● Your goal: Report, word for word, every line of the material that contains "color".
▼▼▼
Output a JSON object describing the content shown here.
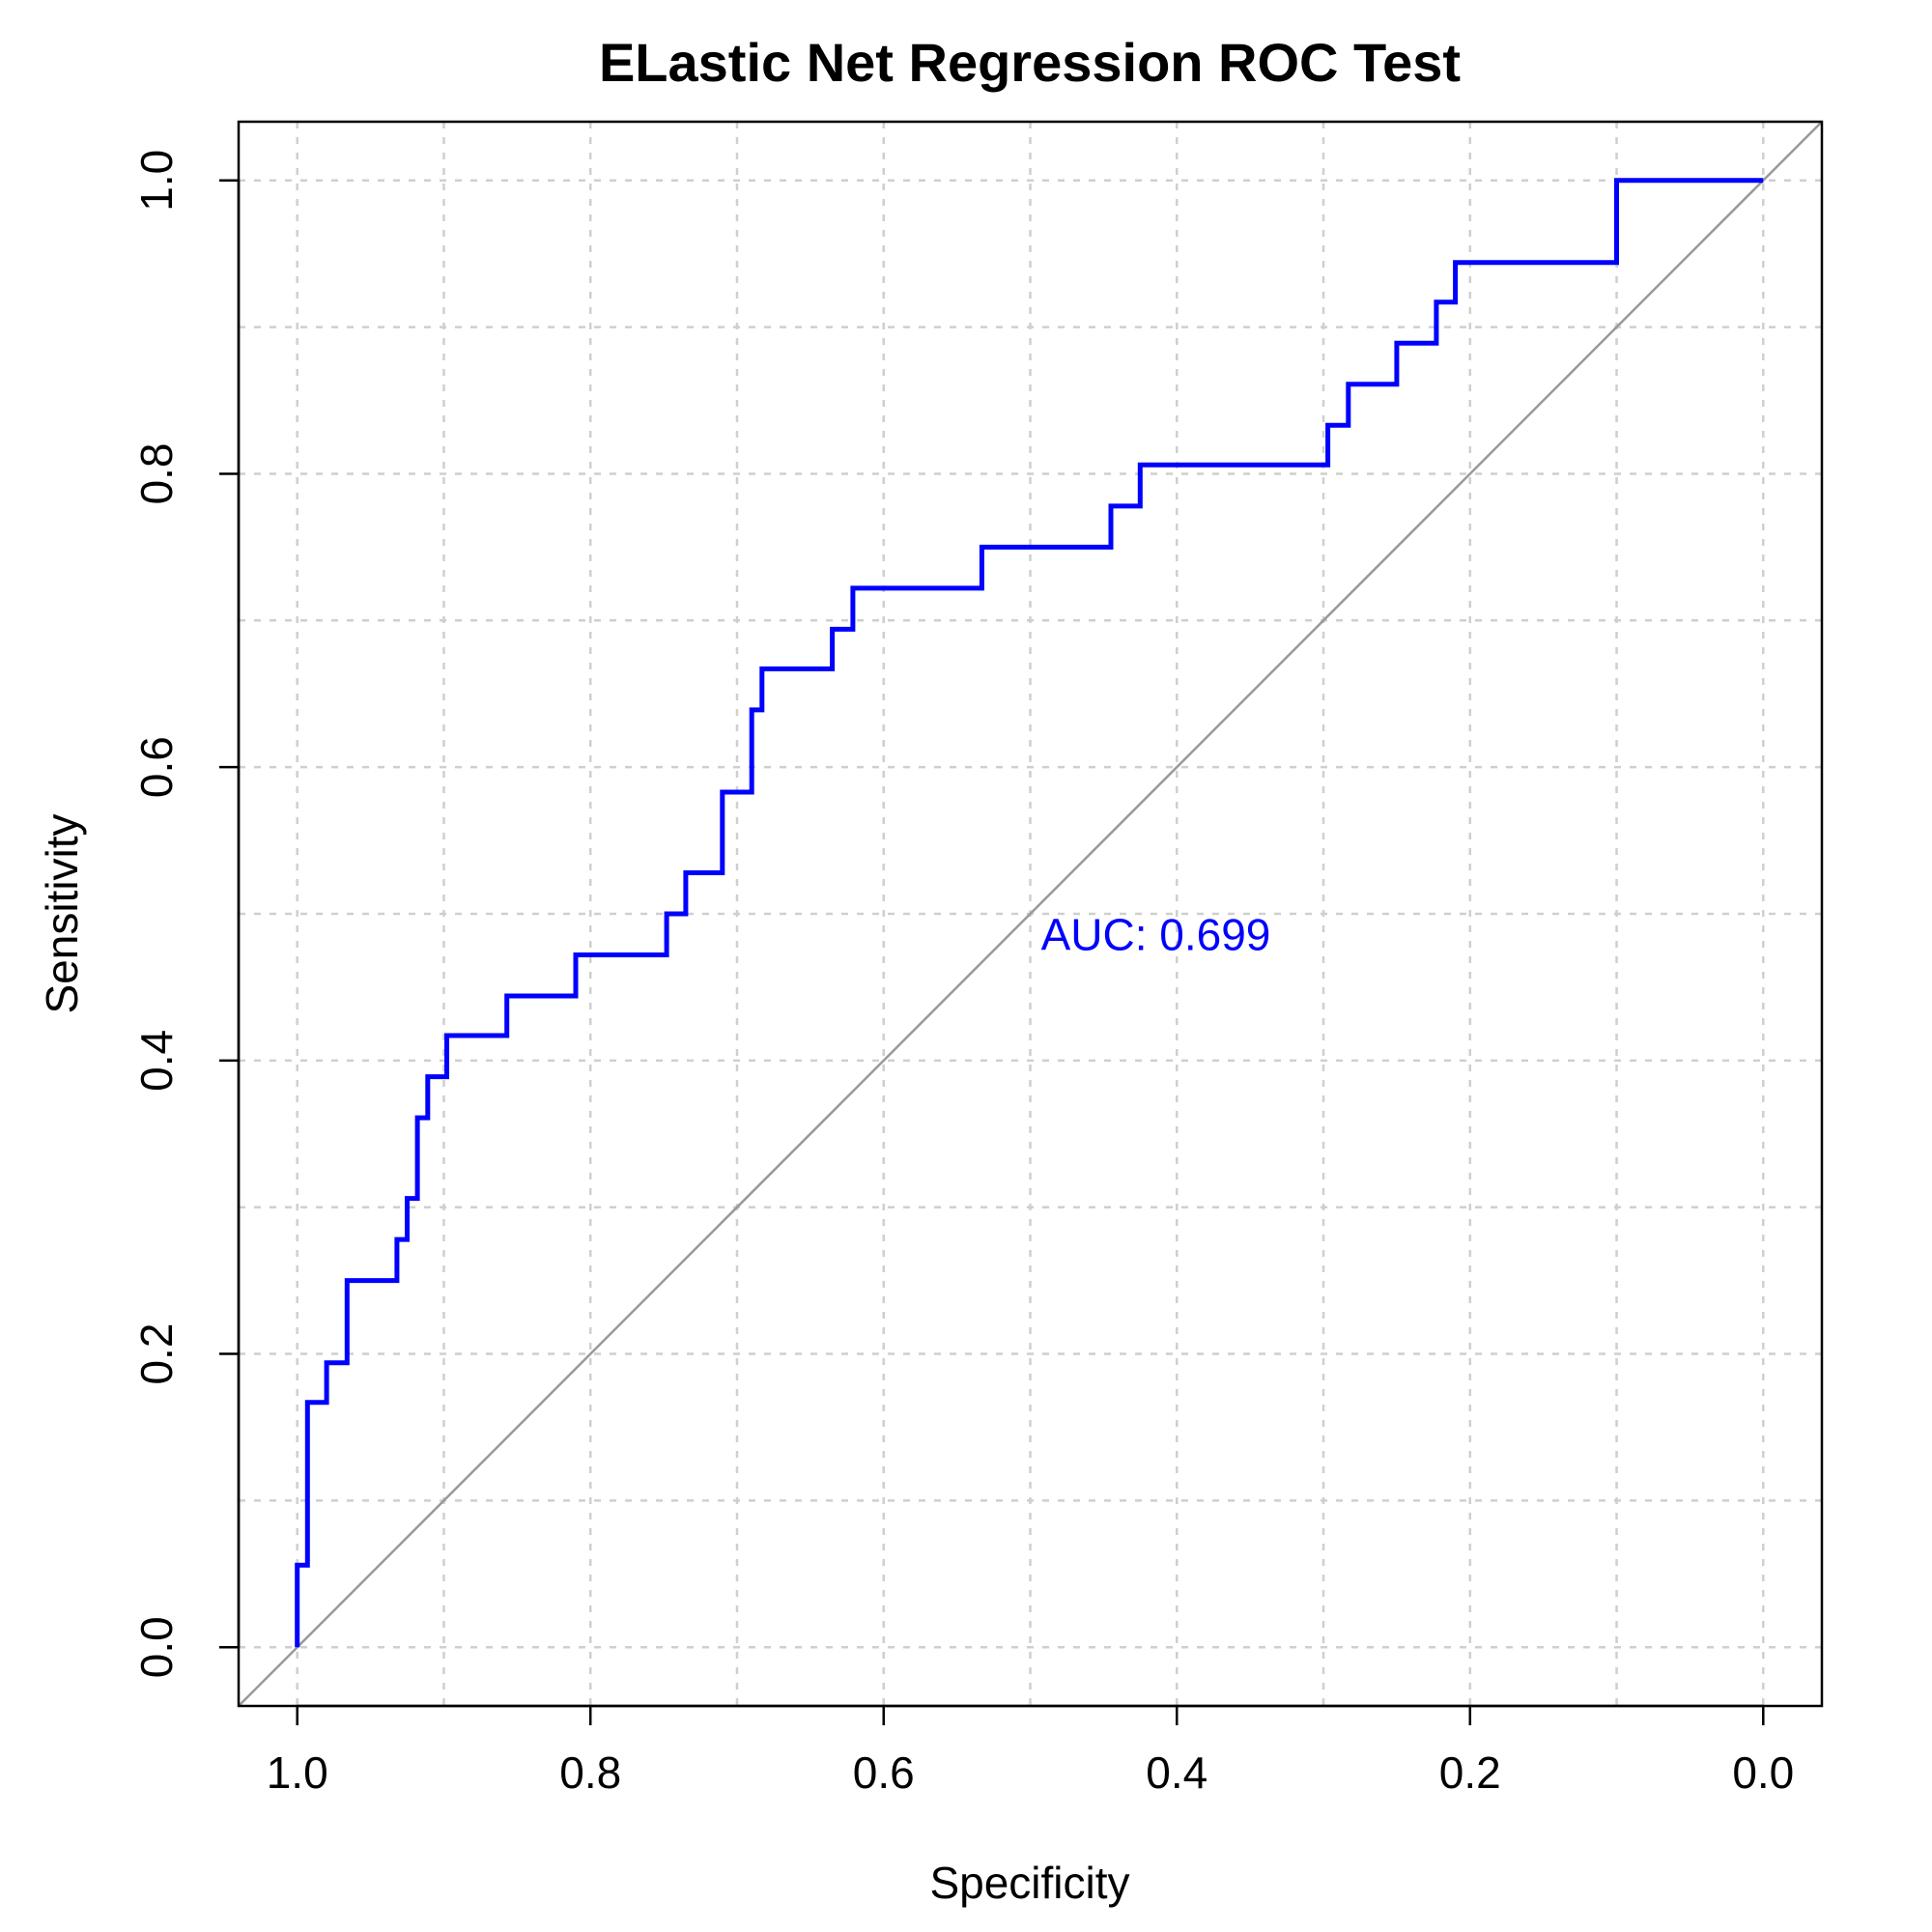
{
  "chart_data": {
    "type": "line",
    "title": "ELastic Net Regression ROC Test",
    "xlabel": "Specificity",
    "ylabel": "Sensitivity",
    "xlim": [
      1.04,
      -0.04
    ],
    "ylim": [
      -0.04,
      1.04
    ],
    "x_reversed": true,
    "grid": true,
    "x_ticks": [
      1.0,
      0.8,
      0.6,
      0.4,
      0.2,
      0.0
    ],
    "x_tick_labels": [
      "1.0",
      "0.8",
      "0.6",
      "0.4",
      "0.2",
      "0.0"
    ],
    "y_ticks": [
      0.0,
      0.2,
      0.4,
      0.6,
      0.8,
      1.0
    ],
    "y_tick_labels": [
      "0.0",
      "0.2",
      "0.4",
      "0.6",
      "0.8",
      "1.0"
    ],
    "annotation": {
      "text": "AUC: 0.699",
      "x": 0.5,
      "y": 0.486,
      "color": "#0000ff"
    },
    "series": [
      {
        "color": "#0000ff",
        "style": "step",
        "points": [
          [
            1.0,
            0.0
          ],
          [
            1.0,
            0.056
          ],
          [
            0.993,
            0.056
          ],
          [
            0.993,
            0.167
          ],
          [
            0.98,
            0.167
          ],
          [
            0.98,
            0.194
          ],
          [
            0.966,
            0.194
          ],
          [
            0.966,
            0.25
          ],
          [
            0.932,
            0.25
          ],
          [
            0.932,
            0.278
          ],
          [
            0.925,
            0.278
          ],
          [
            0.925,
            0.306
          ],
          [
            0.918,
            0.306
          ],
          [
            0.918,
            0.361
          ],
          [
            0.911,
            0.361
          ],
          [
            0.911,
            0.389
          ],
          [
            0.898,
            0.389
          ],
          [
            0.898,
            0.417
          ],
          [
            0.857,
            0.417
          ],
          [
            0.857,
            0.444
          ],
          [
            0.81,
            0.444
          ],
          [
            0.81,
            0.472
          ],
          [
            0.748,
            0.472
          ],
          [
            0.748,
            0.5
          ],
          [
            0.735,
            0.5
          ],
          [
            0.735,
            0.528
          ],
          [
            0.71,
            0.528
          ],
          [
            0.71,
            0.583
          ],
          [
            0.69,
            0.583
          ],
          [
            0.69,
            0.639
          ],
          [
            0.683,
            0.639
          ],
          [
            0.683,
            0.667
          ],
          [
            0.635,
            0.667
          ],
          [
            0.635,
            0.694
          ],
          [
            0.621,
            0.694
          ],
          [
            0.621,
            0.722
          ],
          [
            0.533,
            0.722
          ],
          [
            0.533,
            0.75
          ],
          [
            0.445,
            0.75
          ],
          [
            0.445,
            0.778
          ],
          [
            0.425,
            0.778
          ],
          [
            0.425,
            0.806
          ],
          [
            0.297,
            0.806
          ],
          [
            0.297,
            0.833
          ],
          [
            0.283,
            0.833
          ],
          [
            0.283,
            0.861
          ],
          [
            0.25,
            0.861
          ],
          [
            0.25,
            0.889
          ],
          [
            0.223,
            0.889
          ],
          [
            0.223,
            0.917
          ],
          [
            0.21,
            0.917
          ],
          [
            0.21,
            0.944
          ],
          [
            0.1,
            0.944
          ],
          [
            0.1,
            1.0
          ],
          [
            0.0,
            1.0
          ]
        ]
      },
      {
        "color": "#999999",
        "style": "reference-diagonal",
        "points": [
          [
            1.04,
            -0.04
          ],
          [
            -0.04,
            1.04
          ]
        ]
      }
    ]
  }
}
▲▲▲
● Exercise result:
      "color": "#0000ff"
        "color": "#0000ff",
        "color": "#999999",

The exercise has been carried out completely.